▸ **What the exercise asks**:
Go through the material below and copy each line where the word "Date" appears.

▸ **Available records**:
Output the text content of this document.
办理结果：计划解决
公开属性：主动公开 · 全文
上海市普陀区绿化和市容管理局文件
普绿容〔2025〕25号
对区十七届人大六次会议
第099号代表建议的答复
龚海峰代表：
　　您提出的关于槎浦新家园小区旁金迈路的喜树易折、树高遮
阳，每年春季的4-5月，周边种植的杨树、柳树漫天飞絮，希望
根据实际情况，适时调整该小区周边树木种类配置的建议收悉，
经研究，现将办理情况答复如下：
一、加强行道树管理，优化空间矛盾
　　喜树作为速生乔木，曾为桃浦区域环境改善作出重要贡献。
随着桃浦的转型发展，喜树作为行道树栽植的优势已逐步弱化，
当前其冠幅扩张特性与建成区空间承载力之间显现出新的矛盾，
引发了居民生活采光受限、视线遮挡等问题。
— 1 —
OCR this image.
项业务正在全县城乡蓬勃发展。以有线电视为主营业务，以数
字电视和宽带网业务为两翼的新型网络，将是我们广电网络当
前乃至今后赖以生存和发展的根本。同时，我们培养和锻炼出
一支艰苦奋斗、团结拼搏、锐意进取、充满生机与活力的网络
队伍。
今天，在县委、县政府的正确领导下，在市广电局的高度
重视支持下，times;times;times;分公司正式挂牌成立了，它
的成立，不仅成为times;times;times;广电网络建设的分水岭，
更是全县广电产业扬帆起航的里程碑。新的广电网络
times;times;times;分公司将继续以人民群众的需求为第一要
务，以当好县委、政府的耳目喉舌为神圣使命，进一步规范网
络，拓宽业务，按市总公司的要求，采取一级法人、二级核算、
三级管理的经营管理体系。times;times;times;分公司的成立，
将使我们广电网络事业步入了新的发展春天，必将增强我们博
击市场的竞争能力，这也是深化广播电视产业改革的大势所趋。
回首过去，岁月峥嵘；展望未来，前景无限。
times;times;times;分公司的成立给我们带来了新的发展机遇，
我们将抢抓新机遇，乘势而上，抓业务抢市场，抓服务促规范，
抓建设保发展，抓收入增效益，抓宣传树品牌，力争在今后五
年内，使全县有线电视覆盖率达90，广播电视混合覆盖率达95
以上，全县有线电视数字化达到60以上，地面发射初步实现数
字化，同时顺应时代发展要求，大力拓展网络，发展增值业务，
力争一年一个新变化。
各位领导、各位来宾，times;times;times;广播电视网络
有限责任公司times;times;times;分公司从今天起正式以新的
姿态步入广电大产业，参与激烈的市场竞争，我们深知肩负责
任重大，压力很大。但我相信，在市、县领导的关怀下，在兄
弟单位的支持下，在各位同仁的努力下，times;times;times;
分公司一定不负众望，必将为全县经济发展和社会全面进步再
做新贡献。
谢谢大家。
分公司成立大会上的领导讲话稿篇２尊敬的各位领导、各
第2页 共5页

---

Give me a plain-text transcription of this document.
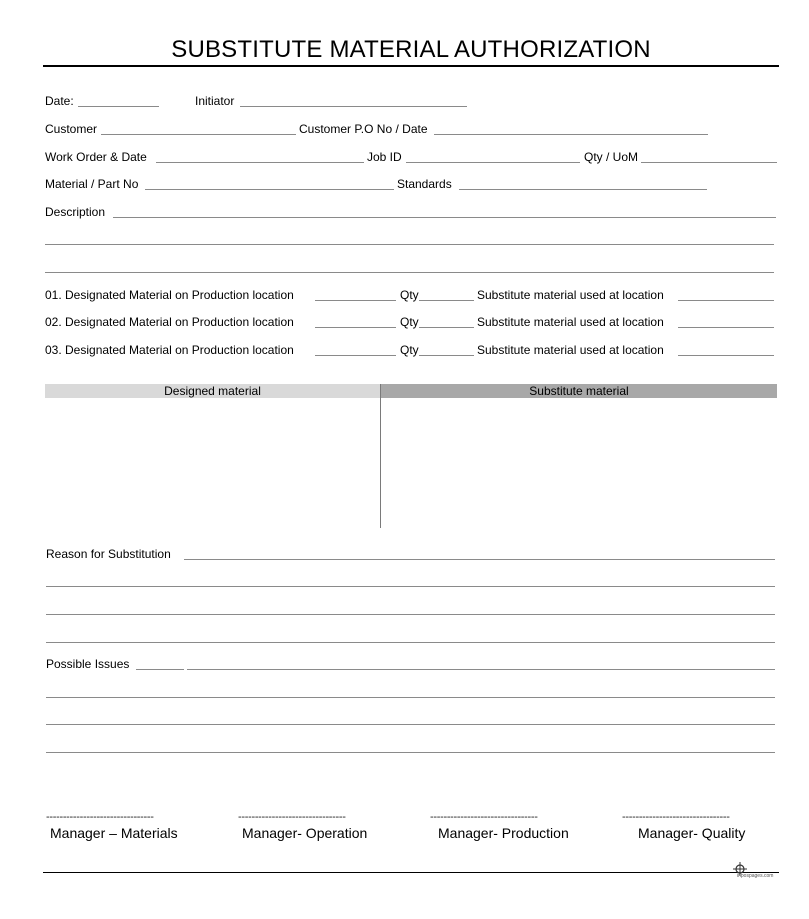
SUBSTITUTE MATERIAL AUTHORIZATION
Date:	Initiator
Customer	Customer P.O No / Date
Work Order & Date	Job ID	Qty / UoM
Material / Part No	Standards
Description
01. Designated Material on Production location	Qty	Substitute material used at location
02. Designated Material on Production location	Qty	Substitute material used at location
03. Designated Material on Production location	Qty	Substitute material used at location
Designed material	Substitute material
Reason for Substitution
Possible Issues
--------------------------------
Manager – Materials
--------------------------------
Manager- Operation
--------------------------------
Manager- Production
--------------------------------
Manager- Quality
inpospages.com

▸ **Reply**:
Date:	Initiator
Customer	Customer P.O No / Date
Work Order & Date	Job ID	Qty / UoM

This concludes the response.